>> Start AVAILABLE DATA

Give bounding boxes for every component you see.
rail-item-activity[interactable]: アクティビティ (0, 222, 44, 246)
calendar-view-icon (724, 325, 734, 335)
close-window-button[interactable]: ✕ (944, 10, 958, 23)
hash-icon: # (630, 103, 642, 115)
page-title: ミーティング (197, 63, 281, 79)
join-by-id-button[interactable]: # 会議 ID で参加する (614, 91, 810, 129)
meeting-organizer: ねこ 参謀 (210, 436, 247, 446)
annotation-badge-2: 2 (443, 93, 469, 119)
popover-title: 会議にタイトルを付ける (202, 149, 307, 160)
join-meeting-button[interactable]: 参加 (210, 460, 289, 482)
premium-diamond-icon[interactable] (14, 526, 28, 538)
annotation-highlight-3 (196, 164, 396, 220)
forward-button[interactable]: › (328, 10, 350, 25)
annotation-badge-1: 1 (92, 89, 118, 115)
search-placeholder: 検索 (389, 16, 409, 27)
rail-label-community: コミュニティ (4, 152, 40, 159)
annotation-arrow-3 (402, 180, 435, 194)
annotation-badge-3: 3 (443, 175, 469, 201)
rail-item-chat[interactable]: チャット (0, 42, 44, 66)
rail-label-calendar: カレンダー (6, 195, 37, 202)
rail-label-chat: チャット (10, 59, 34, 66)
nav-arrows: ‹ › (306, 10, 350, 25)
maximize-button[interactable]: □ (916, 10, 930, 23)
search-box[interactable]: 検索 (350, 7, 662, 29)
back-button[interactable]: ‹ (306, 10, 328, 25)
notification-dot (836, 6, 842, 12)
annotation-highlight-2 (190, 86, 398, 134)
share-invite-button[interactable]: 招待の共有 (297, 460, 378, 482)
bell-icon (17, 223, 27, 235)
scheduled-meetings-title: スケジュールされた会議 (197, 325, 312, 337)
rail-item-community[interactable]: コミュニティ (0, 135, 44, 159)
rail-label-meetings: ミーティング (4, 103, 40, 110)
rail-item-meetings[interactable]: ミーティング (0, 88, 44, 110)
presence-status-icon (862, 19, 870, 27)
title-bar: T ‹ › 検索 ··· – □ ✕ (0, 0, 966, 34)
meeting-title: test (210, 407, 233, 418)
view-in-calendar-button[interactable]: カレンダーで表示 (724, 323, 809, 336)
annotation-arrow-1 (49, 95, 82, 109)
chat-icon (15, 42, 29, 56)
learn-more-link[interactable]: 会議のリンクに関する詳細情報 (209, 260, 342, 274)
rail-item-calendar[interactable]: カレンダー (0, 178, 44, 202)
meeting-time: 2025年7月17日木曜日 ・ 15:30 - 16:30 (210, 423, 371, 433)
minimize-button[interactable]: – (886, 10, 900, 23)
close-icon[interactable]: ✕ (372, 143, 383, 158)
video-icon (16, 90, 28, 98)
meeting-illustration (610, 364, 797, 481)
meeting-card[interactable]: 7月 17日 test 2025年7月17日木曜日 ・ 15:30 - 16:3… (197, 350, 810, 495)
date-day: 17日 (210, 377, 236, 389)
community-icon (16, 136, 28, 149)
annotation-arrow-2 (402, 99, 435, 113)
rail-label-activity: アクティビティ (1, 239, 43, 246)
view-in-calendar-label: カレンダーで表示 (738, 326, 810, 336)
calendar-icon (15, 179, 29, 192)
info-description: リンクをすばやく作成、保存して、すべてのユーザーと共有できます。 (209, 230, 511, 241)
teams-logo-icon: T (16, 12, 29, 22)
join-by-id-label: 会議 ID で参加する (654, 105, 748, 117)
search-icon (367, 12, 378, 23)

>> End AVAILABLE DATA

THE EXERCISE
Count the lines in the items above that contain the string "カレンダーで表示", treating uppercase and lowercase as different, and reply with only the number.

EXERCISE OUTPUT
2